**TASK STATEMENT:** Please output every line of the material as it stands, without the pictures.

**RECORD EXTRACTS:**
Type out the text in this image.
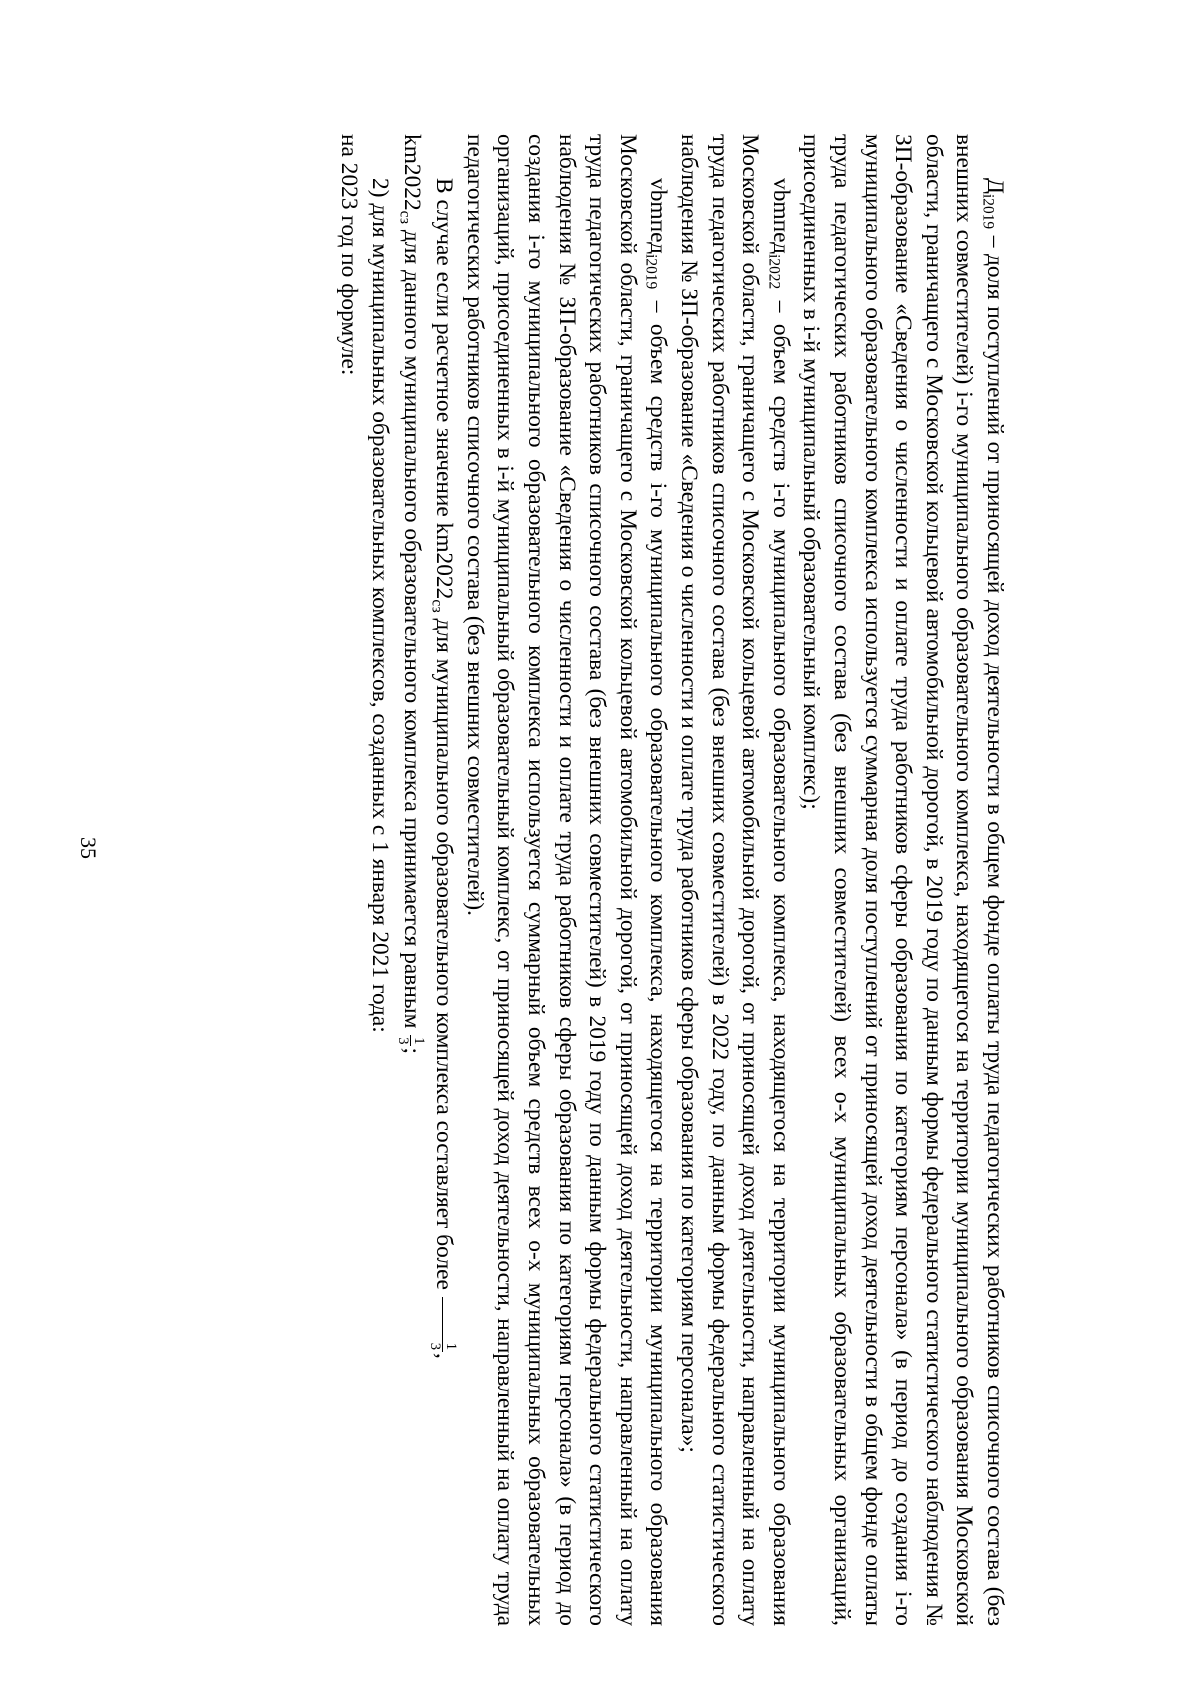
35

$Д_{i2019}$ – доля поступлений от приносящей доход деятельности в общем фонде оплаты труда педагогических работников списочного состава (без внешних совместителей) i-го муниципального образовательного комплекса, находящегося на территории муниципального образования Московской области, граничащего с Московской кольцевой автомобильной дорогой, в 2019 году по данным формы федерального статистического наблюдения № ЗП-образование «Сведения о численности и оплате труда работников сферы образования по категориям персонала» (в период до создания i-го муниципального образовательного комплекса используется суммарная доля поступлений от приносящей доход деятельности в общем фонде оплаты труда педагогических работников списочного состава (без внешних совместителей) всех о-х муниципальных образовательных организаций, присоединенных в i-й муниципальный образовательный комплекс);

vbmпед$_{i2022}$ – объем средств i-го муниципального образовательного комплекса, находящегося на территории муниципального образования Московской области, граничащего с Московской кольцевой автомобильной дорогой, от приносящей доход деятельности, направленный на оплату труда педагогических работников списочного состава (без внешних совместителей) в 2022 году, по данным формы федерального статистического наблюдения № ЗП-образование «Сведения о численности и оплате труда работников сферы образования по категориям персонала»;

vbmпед$_{i2019}$ – объем средств i-го муниципального образовательного комплекса, находящегося на территории муниципального образования Московской области, граничащего с Московской кольцевой автомобильной дорогой, от приносящей доход деятельности, направленный на оплату труда педагогических работников списочного состава (без внешних совместителей) в 2019 году по данным формы федерального статистического наблюдения № ЗП-образование «Сведения о численности и оплате труда работников сферы образования по категориям персонала» (в период до создания i-го муниципального образовательного комплекса используется суммарный объем средств всех о-х муниципальных образовательных организаций, присоединенных в i-й муниципальный образовательный комплекс, от приносящей доход деятельности, направленный на оплату труда педагогических работников списочного состава (без внешних совместителей).

В случае если расчетное значение $km2022_{сз}$ для муниципального образовательного комплекса составляет более
1
3
,

$km2022_{сз}$ для данного муниципального образовательного комплекса принимается равным
1
3
;

2) для муниципальных образовательных комплексов, созданных с 1 января 2021 года:

на 2023 год по формуле:
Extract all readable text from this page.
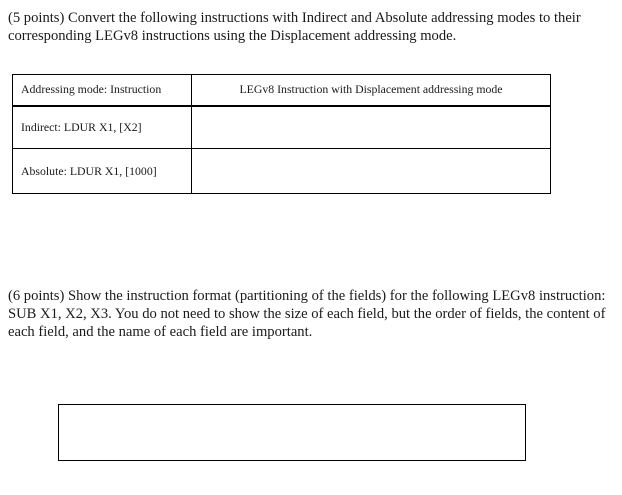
(5 points) Convert the following instructions with Indirect and Absolute addressing modes to their corresponding LEGv8 instructions using the Displacement addressing mode.

Addressing mode: Instruction	LEGv8 Instruction with Displacement addressing mode
Indirect: LDUR X1, [X2]	
Absolute: LDUR X1, [1000]	

(6 points) Show the instruction format (partitioning of the fields) for the following LEGv8 instruction: SUB X1, X2, X3. You do not need to show the size of each field, but the order of fields, the content of each field, and the name of each field are important.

**SOLUTION TO THE EXERCISE:**
Type out the text in this image.
35

$Д_{i2019}$ – доля поступлений от приносящей доход деятельности в общем фонде оплаты труда педагогических работников списочного состава (без внешних совместителей) i-го муниципального образовательного комплекса, находящегося на территории муниципального образования Московской области, граничащего с Московской кольцевой автомобильной дорогой, в 2019 году по данным формы федерального статистического наблюдения № ЗП-образование «Сведения о численности и оплате труда работников сферы образования по категориям персонала» (в период до создания i-го муниципального образовательного комплекса используется суммарная доля поступлений от приносящей доход деятельности в общем фонде оплаты труда педагогических работников списочного состава (без внешних совместителей) всех о-х муниципальных образовательных организаций, присоединенных в i-й муниципальный образовательный комплекс);

vbmпед$_{i2022}$ – объем средств i-го муниципального образовательного комплекса, находящегося на территории муниципального образования Московской области, граничащего с Московской кольцевой автомобильной дорогой, от приносящей доход деятельности, направленный на оплату труда педагогических работников списочного состава (без внешних совместителей) в 2022 году, по данным формы федерального статистического наблюдения № ЗП-образование «Сведения о численности и оплате труда работников сферы образования по категориям персонала»;

vbmпед$_{i2019}$ – объем средств i-го муниципального образовательного комплекса, находящегося на территории муниципального образования Московской области, граничащего с Московской кольцевой автомобильной дорогой, от приносящей доход деятельности, направленный на оплату труда педагогических работников списочного состава (без внешних совместителей) в 2019 году по данным формы федерального статистического наблюдения № ЗП-образование «Сведения о численности и оплате труда работников сферы образования по категориям персонала» (в период до создания i-го муниципального образовательного комплекса используется суммарный объем средств всех о-х муниципальных образовательных организаций, присоединенных в i-й муниципальный образовательный комплекс, от приносящей доход деятельности, направленный на оплату труда педагогических работников списочного состава (без внешних совместителей).

В случае если расчетное значение $km2022_{сз}$ для муниципального образовательного комплекса составляет более
1
3
,

$km2022_{сз}$ для данного муниципального образовательного комплекса принимается равным
1
3
;

2) для муниципальных образовательных комплексов, созданных с 1 января 2021 года:

на 2023 год по формуле:
Extract all readable text from this page.
(5 points) Convert the following instructions with Indirect and Absolute addressing modes to their corresponding LEGv8 instructions using the Displacement addressing mode.

Addressing mode: Instruction	LEGv8 Instruction with Displacement addressing mode
Indirect: LDUR X1, [X2]	
Absolute: LDUR X1, [1000]	

(6 points) Show the instruction format (partitioning of the fields) for the following LEGv8 instruction: SUB X1, X2, X3. You do not need to show the size of each field, but the order of fields, the content of each field, and the name of each field are important.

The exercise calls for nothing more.